» **Brief**
Return every one of the lines below that contains the string "this", matching case exactly.

» **Data provided**
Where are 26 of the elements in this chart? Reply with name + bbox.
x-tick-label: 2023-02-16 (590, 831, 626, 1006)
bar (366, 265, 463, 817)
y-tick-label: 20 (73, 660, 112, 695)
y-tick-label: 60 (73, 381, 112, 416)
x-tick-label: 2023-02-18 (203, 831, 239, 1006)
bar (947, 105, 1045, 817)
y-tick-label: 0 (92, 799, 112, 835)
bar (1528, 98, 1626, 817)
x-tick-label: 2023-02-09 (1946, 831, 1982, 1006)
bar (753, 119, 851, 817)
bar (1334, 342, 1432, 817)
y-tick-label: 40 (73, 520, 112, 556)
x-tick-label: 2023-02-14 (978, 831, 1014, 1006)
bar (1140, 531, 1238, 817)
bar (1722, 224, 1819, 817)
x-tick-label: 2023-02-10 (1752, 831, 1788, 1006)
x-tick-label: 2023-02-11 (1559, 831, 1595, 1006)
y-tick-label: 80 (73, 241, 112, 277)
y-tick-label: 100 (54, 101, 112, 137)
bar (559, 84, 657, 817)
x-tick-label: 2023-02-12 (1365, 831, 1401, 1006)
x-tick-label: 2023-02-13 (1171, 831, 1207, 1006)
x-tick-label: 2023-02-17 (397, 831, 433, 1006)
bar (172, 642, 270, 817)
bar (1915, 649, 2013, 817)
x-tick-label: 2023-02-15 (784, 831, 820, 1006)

» **Written response**
Where are 26 of the elements in this chart? Reply with name + bbox.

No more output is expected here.